Annotated element records:
• • • • •

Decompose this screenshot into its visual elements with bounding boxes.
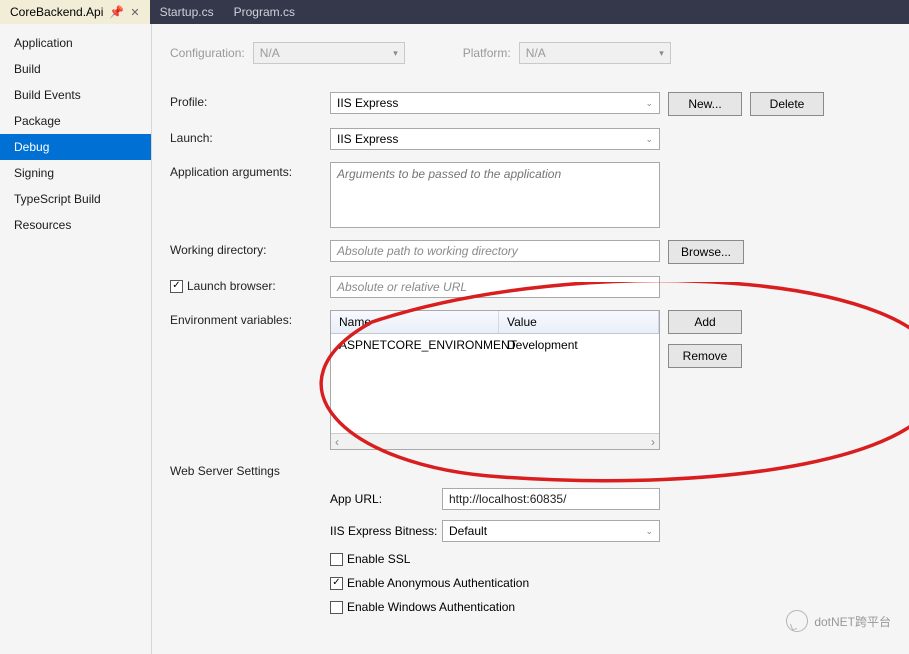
env-label: Environment variables:: [170, 310, 330, 327]
enable-ssl-checkbox[interactable]: [330, 553, 343, 566]
scroll-left-icon[interactable]: ‹: [335, 435, 339, 449]
sidebar-item-application[interactable]: Application: [0, 30, 151, 56]
sidebar-item-package[interactable]: Package: [0, 108, 151, 134]
profile-label: Profile:: [170, 92, 330, 109]
pin-icon[interactable]: 📌: [109, 5, 124, 19]
chevron-down-icon: ⌄: [645, 134, 653, 145]
args-label: Application arguments:: [170, 162, 330, 179]
watermark: dotNET跨平台: [786, 610, 891, 632]
debug-settings-panel: Configuration: N/A ▾ Platform: N/A ▾ Pro…: [152, 24, 909, 654]
sidebar-item-signing[interactable]: Signing: [0, 160, 151, 186]
scroll-right-icon[interactable]: ›: [651, 435, 655, 449]
env-add-button[interactable]: Add: [668, 310, 742, 334]
chevron-down-icon: ▾: [393, 48, 398, 59]
sidebar-item-resources[interactable]: Resources: [0, 212, 151, 238]
tab-program[interactable]: Program.cs: [224, 0, 305, 24]
profile-combo[interactable]: IIS Express ⌄: [330, 92, 660, 114]
appurl-input[interactable]: http://localhost:60835/: [442, 488, 660, 510]
delete-profile-button[interactable]: Delete: [750, 92, 824, 116]
property-page-sidebar: Application Build Build Events Package D…: [0, 24, 152, 654]
sidebar-item-typescript-build[interactable]: TypeScript Build: [0, 186, 151, 212]
bitness-label: IIS Express Bitness:: [330, 524, 442, 538]
new-profile-button[interactable]: New...: [668, 92, 742, 116]
bitness-combo[interactable]: Default ⌄: [442, 520, 660, 542]
web-server-section-title: Web Server Settings: [170, 464, 883, 478]
workdir-input[interactable]: Absolute path to working directory: [330, 240, 660, 262]
wechat-icon: [786, 610, 808, 632]
chevron-down-icon: ▾: [659, 48, 664, 59]
env-row[interactable]: ASPNETCORE_ENVIRONMENT Development: [331, 334, 659, 356]
close-icon[interactable]: ✕: [130, 6, 139, 19]
env-scrollbar[interactable]: ‹ ›: [331, 433, 659, 449]
env-cell-name: ASPNETCORE_ENVIRONMENT: [331, 334, 499, 356]
enable-win-label: Enable Windows Authentication: [347, 600, 515, 614]
launch-browser-url-input[interactable]: Absolute or relative URL: [330, 276, 660, 298]
workdir-label: Working directory:: [170, 240, 330, 257]
tab-project[interactable]: CoreBackend.Api 📌 ✕: [0, 0, 150, 24]
sidebar-item-debug[interactable]: Debug: [0, 134, 151, 160]
env-variables-grid[interactable]: Name Value ASPNETCORE_ENVIRONMENT Develo…: [330, 310, 660, 450]
launch-combo[interactable]: IIS Express ⌄: [330, 128, 660, 150]
launch-browser-label: Launch browser:: [187, 279, 276, 293]
platform-label: Platform:: [463, 46, 511, 60]
tab-label: Program.cs: [234, 5, 295, 19]
sidebar-item-build-events[interactable]: Build Events: [0, 82, 151, 108]
tab-label: Startup.cs: [160, 5, 214, 19]
enable-anon-checkbox[interactable]: [330, 577, 343, 590]
env-remove-button[interactable]: Remove: [668, 344, 742, 368]
tab-label: CoreBackend.Api: [10, 5, 103, 19]
chevron-down-icon: ⌄: [645, 526, 653, 537]
platform-select[interactable]: N/A ▾: [519, 42, 671, 64]
configuration-label: Configuration:: [170, 46, 245, 60]
env-col-value[interactable]: Value: [499, 311, 659, 333]
sidebar-item-build[interactable]: Build: [0, 56, 151, 82]
args-input[interactable]: [330, 162, 660, 228]
launch-browser-checkbox[interactable]: [170, 280, 183, 293]
env-cell-value: Development: [499, 334, 659, 356]
configuration-select[interactable]: N/A ▾: [253, 42, 405, 64]
browse-button[interactable]: Browse...: [668, 240, 744, 264]
launch-label: Launch:: [170, 128, 330, 145]
enable-ssl-label: Enable SSL: [347, 552, 410, 566]
enable-win-checkbox[interactable]: [330, 601, 343, 614]
tab-strip: CoreBackend.Api 📌 ✕ Startup.cs Program.c…: [0, 0, 909, 24]
appurl-label: App URL:: [330, 492, 442, 506]
env-col-name[interactable]: Name: [331, 311, 499, 333]
enable-anon-label: Enable Anonymous Authentication: [347, 576, 529, 590]
tab-startup[interactable]: Startup.cs: [150, 0, 224, 24]
chevron-down-icon: ⌄: [645, 98, 653, 109]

• • • • •

> What you are asked to do
Reproduce every line of the records above verbatim, leaving out the pictures.

> Written solution
Decompose this screenshot into its visual elements with bounding boxes.
env-label: Environment variables:: [170, 310, 330, 327]
enable-ssl-checkbox[interactable]: [330, 553, 343, 566]
scroll-left-icon[interactable]: ‹: [335, 435, 339, 449]
sidebar-item-application[interactable]: Application: [0, 30, 151, 56]
sidebar-item-package[interactable]: Package: [0, 108, 151, 134]
profile-label: Profile:: [170, 92, 330, 109]
pin-icon[interactable]: 📌: [109, 5, 124, 19]
chevron-down-icon: ⌄: [645, 134, 653, 145]
args-label: Application arguments:: [170, 162, 330, 179]
watermark: dotNET跨平台: [786, 610, 891, 632]
debug-settings-panel: Configuration: N/A ▾ Platform: N/A ▾ Pro…: [152, 24, 909, 654]
sidebar-item-signing[interactable]: Signing: [0, 160, 151, 186]
scroll-right-icon[interactable]: ›: [651, 435, 655, 449]
env-add-button[interactable]: Add: [668, 310, 742, 334]
chevron-down-icon: ▾: [393, 48, 398, 59]
sidebar-item-resources[interactable]: Resources: [0, 212, 151, 238]
tab-program[interactable]: Program.cs: [224, 0, 305, 24]
profile-combo[interactable]: IIS Express ⌄: [330, 92, 660, 114]
appurl-input[interactable]: http://localhost:60835/: [442, 488, 660, 510]
delete-profile-button[interactable]: Delete: [750, 92, 824, 116]
property-page-sidebar: Application Build Build Events Package D…: [0, 24, 152, 654]
sidebar-item-typescript-build[interactable]: TypeScript Build: [0, 186, 151, 212]
bitness-label: IIS Express Bitness:: [330, 524, 442, 538]
new-profile-button[interactable]: New...: [668, 92, 742, 116]
bitness-combo[interactable]: Default ⌄: [442, 520, 660, 542]
web-server-section-title: Web Server Settings: [170, 464, 883, 478]
workdir-input[interactable]: Absolute path to working directory: [330, 240, 660, 262]
wechat-icon: [786, 610, 808, 632]
chevron-down-icon: ▾: [659, 48, 664, 59]
env-row[interactable]: ASPNETCORE_ENVIRONMENT Development: [331, 334, 659, 356]
close-icon[interactable]: ✕: [130, 6, 139, 19]
env-scrollbar[interactable]: ‹ ›: [331, 433, 659, 449]
env-cell-name: ASPNETCORE_ENVIRONMENT: [331, 334, 499, 356]
enable-win-label: Enable Windows Authentication: [347, 600, 515, 614]
launch-browser-url-input[interactable]: Absolute or relative URL: [330, 276, 660, 298]
workdir-label: Working directory:: [170, 240, 330, 257]
tab-project[interactable]: CoreBackend.Api 📌 ✕: [0, 0, 150, 24]
sidebar-item-debug[interactable]: Debug: [0, 134, 151, 160]
env-variables-grid[interactable]: Name Value ASPNETCORE_ENVIRONMENT Develo…: [330, 310, 660, 450]
launch-combo[interactable]: IIS Express ⌄: [330, 128, 660, 150]
launch-browser-label: Launch browser:: [187, 279, 276, 293]
platform-label: Platform:: [463, 46, 511, 60]
tab-label: Program.cs: [234, 5, 295, 19]
sidebar-item-build-events[interactable]: Build Events: [0, 82, 151, 108]
tab-label: Startup.cs: [160, 5, 214, 19]
enable-anon-checkbox[interactable]: [330, 577, 343, 590]
env-remove-button[interactable]: Remove: [668, 344, 742, 368]
tab-label: CoreBackend.Api: [10, 5, 103, 19]
chevron-down-icon: ⌄: [645, 526, 653, 537]
platform-select[interactable]: N/A ▾: [519, 42, 671, 64]
configuration-label: Configuration:: [170, 46, 245, 60]
env-col-value[interactable]: Value: [499, 311, 659, 333]
sidebar-item-build[interactable]: Build: [0, 56, 151, 82]
args-input[interactable]: [330, 162, 660, 228]
launch-browser-checkbox[interactable]: [170, 280, 183, 293]
env-cell-value: Development: [499, 334, 659, 356]
configuration-select[interactable]: N/A ▾: [253, 42, 405, 64]
browse-button[interactable]: Browse...: [668, 240, 744, 264]
launch-label: Launch:: [170, 128, 330, 145]
enable-ssl-label: Enable SSL: [347, 552, 410, 566]
enable-win-checkbox[interactable]: [330, 601, 343, 614]
tab-strip: CoreBackend.Api 📌 ✕ Startup.cs Program.c…: [0, 0, 909, 24]
appurl-label: App URL:: [330, 492, 442, 506]
env-col-name[interactable]: Name: [331, 311, 499, 333]
enable-anon-label: Enable Anonymous Authentication: [347, 576, 529, 590]
tab-startup[interactable]: Startup.cs: [150, 0, 224, 24]
chevron-down-icon: ⌄: [645, 98, 653, 109]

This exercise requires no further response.